### TASK GOAL
Write out each line exactly as given. Leave the pictures out of your copy.

### AVAILABLE DATA

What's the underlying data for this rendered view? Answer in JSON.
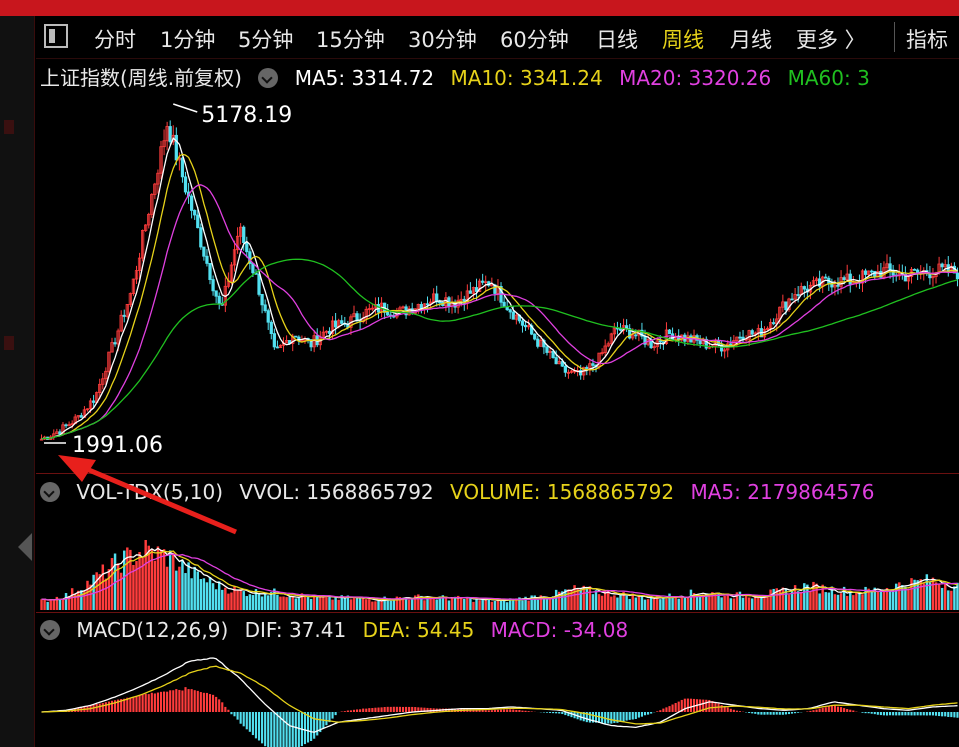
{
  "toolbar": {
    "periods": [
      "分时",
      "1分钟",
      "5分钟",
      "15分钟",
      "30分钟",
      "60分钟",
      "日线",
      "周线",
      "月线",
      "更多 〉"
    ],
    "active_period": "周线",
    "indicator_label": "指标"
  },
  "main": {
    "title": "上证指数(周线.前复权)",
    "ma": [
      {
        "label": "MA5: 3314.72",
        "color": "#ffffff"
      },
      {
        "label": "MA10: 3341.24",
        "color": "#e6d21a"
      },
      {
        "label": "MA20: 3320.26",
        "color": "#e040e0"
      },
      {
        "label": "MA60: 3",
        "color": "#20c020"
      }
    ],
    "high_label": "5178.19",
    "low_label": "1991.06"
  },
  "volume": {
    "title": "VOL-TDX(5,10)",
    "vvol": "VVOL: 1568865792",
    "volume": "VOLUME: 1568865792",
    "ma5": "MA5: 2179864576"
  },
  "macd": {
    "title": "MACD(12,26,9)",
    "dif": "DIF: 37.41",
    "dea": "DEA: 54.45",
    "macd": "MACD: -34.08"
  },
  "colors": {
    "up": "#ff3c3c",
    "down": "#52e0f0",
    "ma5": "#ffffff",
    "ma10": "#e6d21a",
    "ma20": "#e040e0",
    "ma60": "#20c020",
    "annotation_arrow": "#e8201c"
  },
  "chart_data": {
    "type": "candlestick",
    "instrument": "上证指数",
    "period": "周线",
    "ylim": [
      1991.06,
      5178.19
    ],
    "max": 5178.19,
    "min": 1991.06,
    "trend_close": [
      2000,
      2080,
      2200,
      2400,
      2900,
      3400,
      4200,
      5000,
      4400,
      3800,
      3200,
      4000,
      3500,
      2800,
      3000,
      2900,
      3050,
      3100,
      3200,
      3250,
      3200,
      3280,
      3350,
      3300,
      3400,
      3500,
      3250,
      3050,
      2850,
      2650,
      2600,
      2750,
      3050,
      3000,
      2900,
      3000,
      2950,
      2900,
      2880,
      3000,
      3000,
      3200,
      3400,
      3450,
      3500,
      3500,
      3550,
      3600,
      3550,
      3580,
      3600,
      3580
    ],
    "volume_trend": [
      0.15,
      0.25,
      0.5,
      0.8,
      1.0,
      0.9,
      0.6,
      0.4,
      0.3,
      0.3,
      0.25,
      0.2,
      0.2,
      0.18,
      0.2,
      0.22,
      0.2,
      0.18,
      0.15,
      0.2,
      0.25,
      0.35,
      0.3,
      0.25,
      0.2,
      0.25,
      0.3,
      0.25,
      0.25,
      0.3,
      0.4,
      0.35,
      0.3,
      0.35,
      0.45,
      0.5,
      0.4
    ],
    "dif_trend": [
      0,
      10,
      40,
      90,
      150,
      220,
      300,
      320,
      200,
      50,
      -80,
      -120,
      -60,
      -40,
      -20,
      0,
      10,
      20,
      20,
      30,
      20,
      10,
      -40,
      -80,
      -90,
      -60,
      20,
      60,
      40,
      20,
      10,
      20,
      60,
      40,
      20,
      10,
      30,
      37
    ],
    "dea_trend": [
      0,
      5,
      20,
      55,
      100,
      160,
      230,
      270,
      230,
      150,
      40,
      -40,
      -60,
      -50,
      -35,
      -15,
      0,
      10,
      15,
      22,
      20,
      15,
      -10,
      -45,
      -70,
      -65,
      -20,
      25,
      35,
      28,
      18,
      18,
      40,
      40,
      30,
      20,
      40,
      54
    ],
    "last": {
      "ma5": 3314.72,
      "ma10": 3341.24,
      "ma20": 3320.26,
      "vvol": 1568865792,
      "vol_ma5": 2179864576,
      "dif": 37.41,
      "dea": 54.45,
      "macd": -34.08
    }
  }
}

### ANSWER FOR THIS EXERCISE
What's the underlying data for this rendered view? Answer in JSON.
{
  "toolbar": {
    "periods": [
      "分时",
      "1分钟",
      "5分钟",
      "15分钟",
      "30分钟",
      "60分钟",
      "日线",
      "周线",
      "月线",
      "更多 〉"
    ],
    "active_period": "周线",
    "indicator_label": "指标"
  },
  "main": {
    "title": "上证指数(周线.前复权)",
    "ma": [
      {
        "label": "MA5: 3314.72",
        "color": "#ffffff"
      },
      {
        "label": "MA10: 3341.24",
        "color": "#e6d21a"
      },
      {
        "label": "MA20: 3320.26",
        "color": "#e040e0"
      },
      {
        "label": "MA60: 3",
        "color": "#20c020"
      }
    ],
    "high_label": "5178.19",
    "low_label": "1991.06"
  },
  "volume": {
    "title": "VOL-TDX(5,10)",
    "vvol": "VVOL: 1568865792",
    "volume": "VOLUME: 1568865792",
    "ma5": "MA5: 2179864576"
  },
  "macd": {
    "title": "MACD(12,26,9)",
    "dif": "DIF: 37.41",
    "dea": "DEA: 54.45",
    "macd": "MACD: -34.08"
  },
  "colors": {
    "up": "#ff3c3c",
    "down": "#52e0f0",
    "ma5": "#ffffff",
    "ma10": "#e6d21a",
    "ma20": "#e040e0",
    "ma60": "#20c020",
    "annotation_arrow": "#e8201c"
  },
  "chart_data": {
    "type": "candlestick",
    "instrument": "上证指数",
    "period": "周线",
    "ylim": [
      1991.06,
      5178.19
    ],
    "max": 5178.19,
    "min": 1991.06,
    "trend_close": [
      2000,
      2080,
      2200,
      2400,
      2900,
      3400,
      4200,
      5000,
      4400,
      3800,
      3200,
      4000,
      3500,
      2800,
      3000,
      2900,
      3050,
      3100,
      3200,
      3250,
      3200,
      3280,
      3350,
      3300,
      3400,
      3500,
      3250,
      3050,
      2850,
      2650,
      2600,
      2750,
      3050,
      3000,
      2900,
      3000,
      2950,
      2900,
      2880,
      3000,
      3000,
      3200,
      3400,
      3450,
      3500,
      3500,
      3550,
      3600,
      3550,
      3580,
      3600,
      3580
    ],
    "volume_trend": [
      0.15,
      0.25,
      0.5,
      0.8,
      1.0,
      0.9,
      0.6,
      0.4,
      0.3,
      0.3,
      0.25,
      0.2,
      0.2,
      0.18,
      0.2,
      0.22,
      0.2,
      0.18,
      0.15,
      0.2,
      0.25,
      0.35,
      0.3,
      0.25,
      0.2,
      0.25,
      0.3,
      0.25,
      0.25,
      0.3,
      0.4,
      0.35,
      0.3,
      0.35,
      0.45,
      0.5,
      0.4
    ],
    "dif_trend": [
      0,
      10,
      40,
      90,
      150,
      220,
      300,
      320,
      200,
      50,
      -80,
      -120,
      -60,
      -40,
      -20,
      0,
      10,
      20,
      20,
      30,
      20,
      10,
      -40,
      -80,
      -90,
      -60,
      20,
      60,
      40,
      20,
      10,
      20,
      60,
      40,
      20,
      10,
      30,
      37
    ],
    "dea_trend": [
      0,
      5,
      20,
      55,
      100,
      160,
      230,
      270,
      230,
      150,
      40,
      -40,
      -60,
      -50,
      -35,
      -15,
      0,
      10,
      15,
      22,
      20,
      15,
      -10,
      -45,
      -70,
      -65,
      -20,
      25,
      35,
      28,
      18,
      18,
      40,
      40,
      30,
      20,
      40,
      54
    ],
    "last": {
      "ma5": 3314.72,
      "ma10": 3341.24,
      "ma20": 3320.26,
      "vvol": 1568865792,
      "vol_ma5": 2179864576,
      "dif": 37.41,
      "dea": 54.45,
      "macd": -34.08
    }
  }
}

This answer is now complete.